AIM >>
Of all the lines in the material, how many contain the word "color"? State the number alone.

Stored data:
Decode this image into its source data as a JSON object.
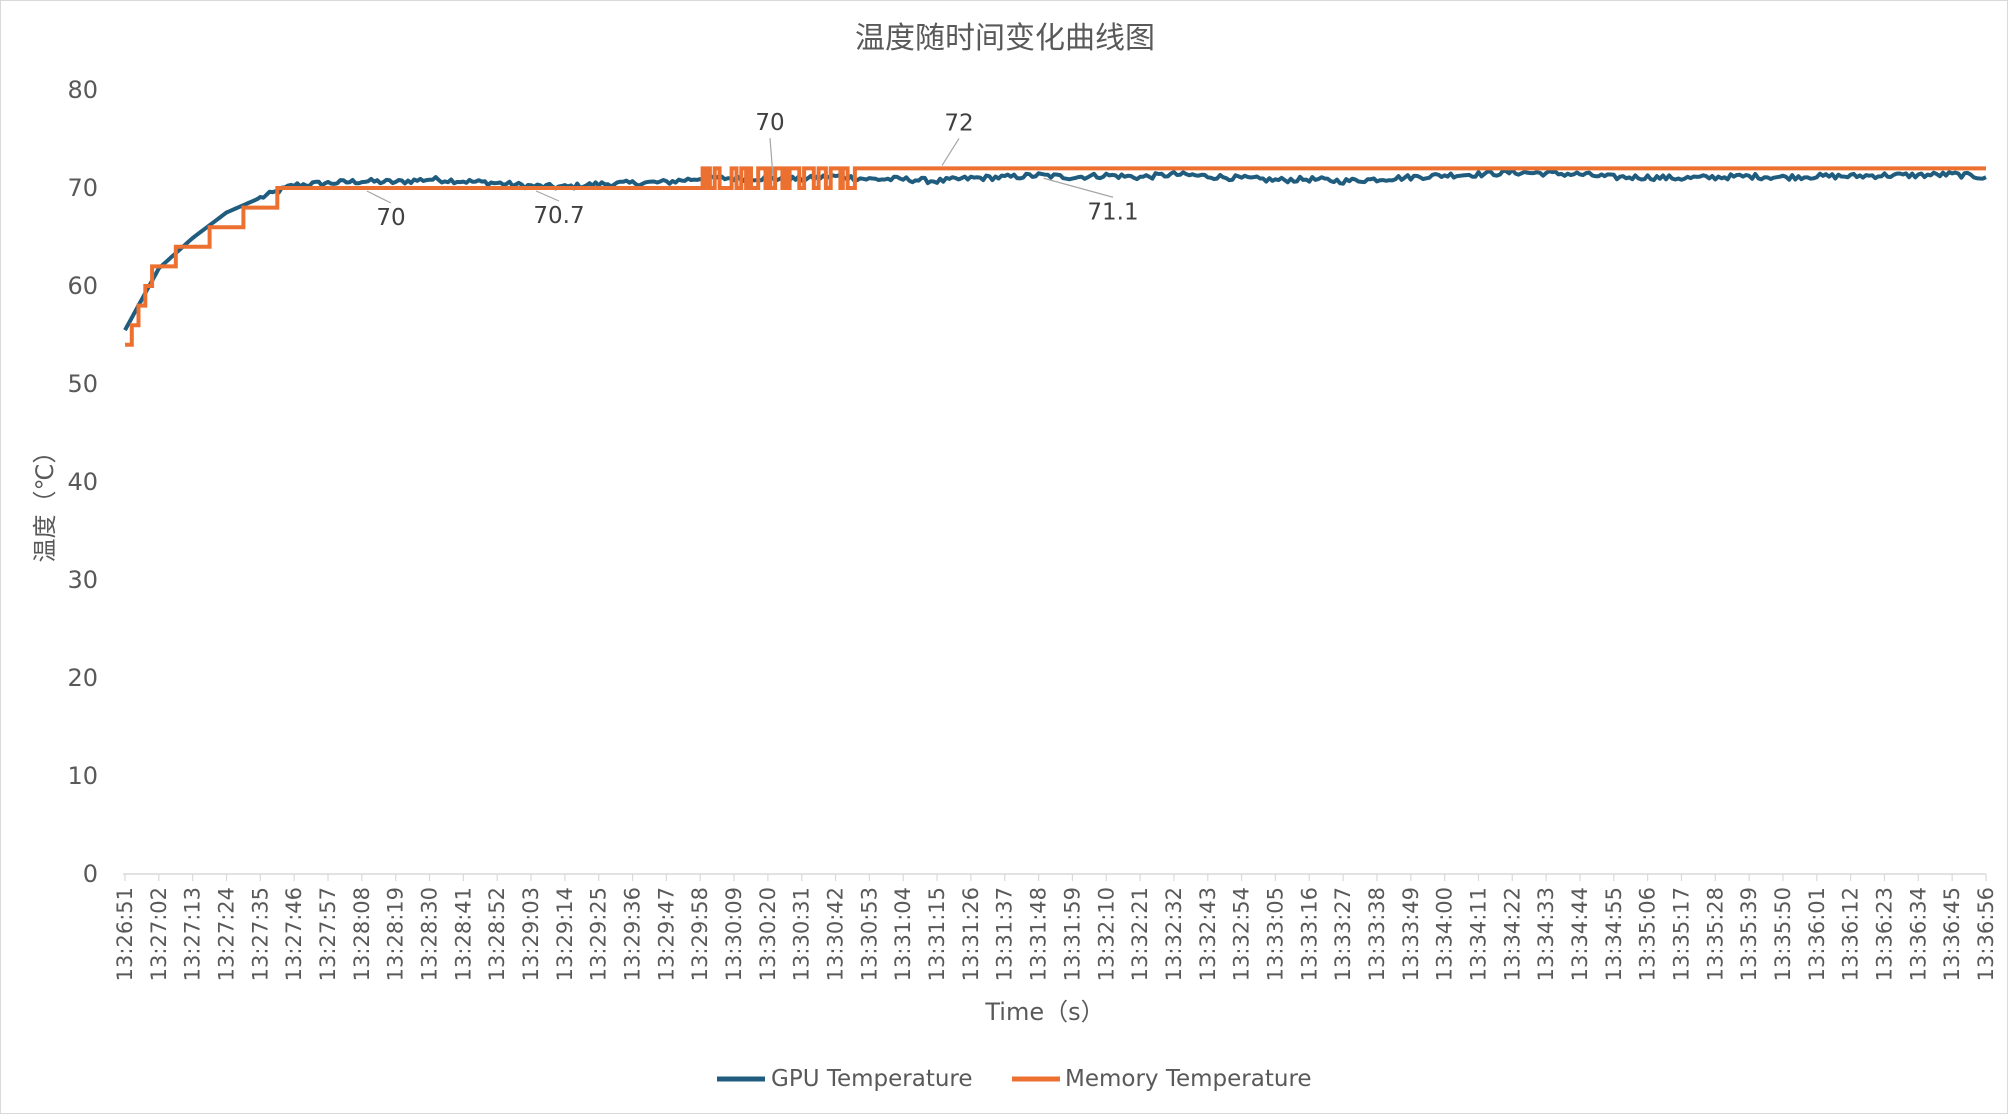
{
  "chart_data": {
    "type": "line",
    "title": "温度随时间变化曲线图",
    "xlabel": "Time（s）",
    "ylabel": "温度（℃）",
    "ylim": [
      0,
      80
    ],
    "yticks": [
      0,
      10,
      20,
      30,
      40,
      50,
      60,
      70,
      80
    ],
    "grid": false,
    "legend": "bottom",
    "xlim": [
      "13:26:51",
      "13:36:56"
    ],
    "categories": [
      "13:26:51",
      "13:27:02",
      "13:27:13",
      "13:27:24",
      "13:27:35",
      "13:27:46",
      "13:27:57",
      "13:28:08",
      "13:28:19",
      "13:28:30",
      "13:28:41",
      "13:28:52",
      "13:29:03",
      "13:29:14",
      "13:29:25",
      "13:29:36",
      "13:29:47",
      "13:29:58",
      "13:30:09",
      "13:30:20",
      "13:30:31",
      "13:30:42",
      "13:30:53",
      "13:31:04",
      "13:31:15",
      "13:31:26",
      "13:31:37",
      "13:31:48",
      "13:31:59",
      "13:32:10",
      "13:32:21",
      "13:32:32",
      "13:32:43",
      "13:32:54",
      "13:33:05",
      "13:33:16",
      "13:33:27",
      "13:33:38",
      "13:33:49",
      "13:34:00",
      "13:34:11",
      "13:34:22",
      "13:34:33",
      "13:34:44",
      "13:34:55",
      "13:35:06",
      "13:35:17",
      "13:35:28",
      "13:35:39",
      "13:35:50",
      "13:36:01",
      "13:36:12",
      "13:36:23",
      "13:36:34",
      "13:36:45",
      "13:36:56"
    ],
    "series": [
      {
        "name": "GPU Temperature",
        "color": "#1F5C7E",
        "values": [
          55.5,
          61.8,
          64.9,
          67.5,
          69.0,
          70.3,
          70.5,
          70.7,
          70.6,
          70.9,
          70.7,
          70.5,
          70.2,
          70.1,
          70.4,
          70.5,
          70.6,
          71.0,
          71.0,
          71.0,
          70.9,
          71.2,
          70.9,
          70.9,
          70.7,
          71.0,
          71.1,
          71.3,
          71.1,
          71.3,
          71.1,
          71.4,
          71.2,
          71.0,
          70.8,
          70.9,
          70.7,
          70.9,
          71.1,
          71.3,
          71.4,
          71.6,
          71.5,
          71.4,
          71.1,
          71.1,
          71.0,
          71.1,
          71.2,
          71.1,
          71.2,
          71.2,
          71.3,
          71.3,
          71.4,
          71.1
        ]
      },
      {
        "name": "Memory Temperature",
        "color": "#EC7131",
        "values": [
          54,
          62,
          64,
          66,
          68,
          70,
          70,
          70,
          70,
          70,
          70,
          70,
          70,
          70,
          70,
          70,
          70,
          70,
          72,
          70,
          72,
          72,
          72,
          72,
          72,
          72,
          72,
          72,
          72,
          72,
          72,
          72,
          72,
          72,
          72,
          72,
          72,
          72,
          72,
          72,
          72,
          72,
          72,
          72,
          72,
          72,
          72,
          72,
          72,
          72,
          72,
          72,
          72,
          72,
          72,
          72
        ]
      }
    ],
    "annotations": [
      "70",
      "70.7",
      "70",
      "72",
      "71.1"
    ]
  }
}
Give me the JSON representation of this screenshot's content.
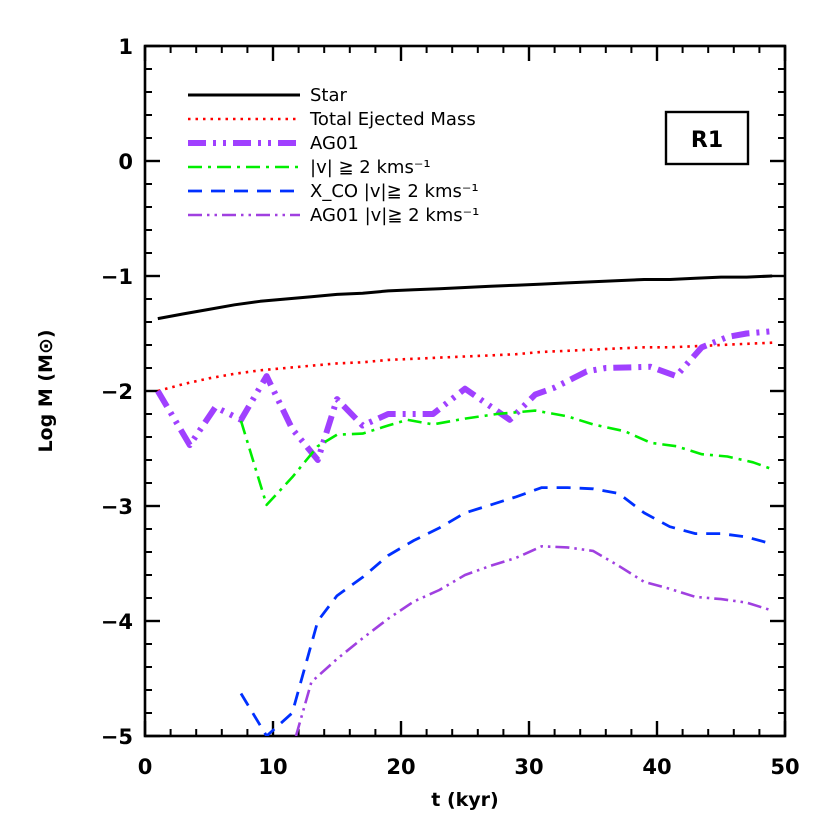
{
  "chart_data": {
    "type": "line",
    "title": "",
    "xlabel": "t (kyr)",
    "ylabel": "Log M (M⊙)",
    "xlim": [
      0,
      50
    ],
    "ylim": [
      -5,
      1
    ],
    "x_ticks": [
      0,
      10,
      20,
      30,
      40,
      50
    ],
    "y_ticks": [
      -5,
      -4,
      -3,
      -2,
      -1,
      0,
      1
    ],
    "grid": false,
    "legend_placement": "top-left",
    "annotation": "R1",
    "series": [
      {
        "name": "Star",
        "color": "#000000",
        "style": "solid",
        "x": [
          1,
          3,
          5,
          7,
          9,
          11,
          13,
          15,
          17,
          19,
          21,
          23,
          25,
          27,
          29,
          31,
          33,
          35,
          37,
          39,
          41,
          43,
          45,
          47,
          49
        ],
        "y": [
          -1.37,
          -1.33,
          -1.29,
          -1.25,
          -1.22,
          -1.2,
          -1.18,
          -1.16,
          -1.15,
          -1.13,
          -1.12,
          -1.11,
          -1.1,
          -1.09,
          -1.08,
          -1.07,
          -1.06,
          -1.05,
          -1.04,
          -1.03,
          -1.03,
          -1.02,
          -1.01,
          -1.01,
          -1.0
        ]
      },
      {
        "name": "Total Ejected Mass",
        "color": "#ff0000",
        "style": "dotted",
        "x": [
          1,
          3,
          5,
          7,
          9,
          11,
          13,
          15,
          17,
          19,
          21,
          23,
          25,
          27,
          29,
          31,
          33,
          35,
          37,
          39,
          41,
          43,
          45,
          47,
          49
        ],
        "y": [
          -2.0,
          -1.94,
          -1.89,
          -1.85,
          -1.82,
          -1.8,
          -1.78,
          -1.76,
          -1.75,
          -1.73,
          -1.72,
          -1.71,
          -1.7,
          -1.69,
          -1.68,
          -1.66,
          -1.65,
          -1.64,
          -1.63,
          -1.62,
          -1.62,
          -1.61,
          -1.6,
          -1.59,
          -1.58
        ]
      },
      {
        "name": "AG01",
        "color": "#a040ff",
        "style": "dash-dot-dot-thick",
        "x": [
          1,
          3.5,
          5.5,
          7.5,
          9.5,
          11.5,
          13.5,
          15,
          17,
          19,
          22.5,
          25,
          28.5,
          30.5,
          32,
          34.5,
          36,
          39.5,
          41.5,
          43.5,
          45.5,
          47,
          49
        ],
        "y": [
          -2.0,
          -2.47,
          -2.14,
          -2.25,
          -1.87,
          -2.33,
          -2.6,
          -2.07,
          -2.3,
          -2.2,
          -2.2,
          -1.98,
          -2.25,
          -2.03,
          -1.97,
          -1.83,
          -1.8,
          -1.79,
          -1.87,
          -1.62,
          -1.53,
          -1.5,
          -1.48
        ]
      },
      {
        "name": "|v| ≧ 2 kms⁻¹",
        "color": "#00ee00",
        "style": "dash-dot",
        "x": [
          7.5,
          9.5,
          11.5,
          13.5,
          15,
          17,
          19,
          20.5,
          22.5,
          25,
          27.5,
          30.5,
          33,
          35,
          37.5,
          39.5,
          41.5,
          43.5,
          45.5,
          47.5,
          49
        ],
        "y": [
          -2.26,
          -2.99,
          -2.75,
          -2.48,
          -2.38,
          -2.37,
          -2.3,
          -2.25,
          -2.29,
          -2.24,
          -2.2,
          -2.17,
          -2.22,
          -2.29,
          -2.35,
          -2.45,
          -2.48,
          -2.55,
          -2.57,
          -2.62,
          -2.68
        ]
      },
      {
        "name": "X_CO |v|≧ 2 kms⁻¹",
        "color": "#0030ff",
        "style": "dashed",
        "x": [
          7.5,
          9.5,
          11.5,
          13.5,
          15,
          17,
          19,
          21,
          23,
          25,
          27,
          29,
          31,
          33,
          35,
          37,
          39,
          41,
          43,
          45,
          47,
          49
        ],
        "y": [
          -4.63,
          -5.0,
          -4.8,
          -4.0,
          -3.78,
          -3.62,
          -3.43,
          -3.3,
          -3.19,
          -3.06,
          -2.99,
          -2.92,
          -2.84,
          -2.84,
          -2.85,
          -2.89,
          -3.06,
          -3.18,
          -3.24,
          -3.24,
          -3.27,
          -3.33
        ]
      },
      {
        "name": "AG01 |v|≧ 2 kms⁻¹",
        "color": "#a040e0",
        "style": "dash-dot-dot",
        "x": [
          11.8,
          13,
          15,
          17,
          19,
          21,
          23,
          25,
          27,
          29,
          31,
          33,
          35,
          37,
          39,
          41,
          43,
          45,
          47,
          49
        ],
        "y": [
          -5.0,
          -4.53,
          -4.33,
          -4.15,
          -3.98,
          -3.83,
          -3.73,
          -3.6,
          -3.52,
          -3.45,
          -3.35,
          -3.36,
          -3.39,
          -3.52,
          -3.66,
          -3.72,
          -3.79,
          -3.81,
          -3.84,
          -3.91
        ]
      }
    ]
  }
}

FINISHED TASK >>
8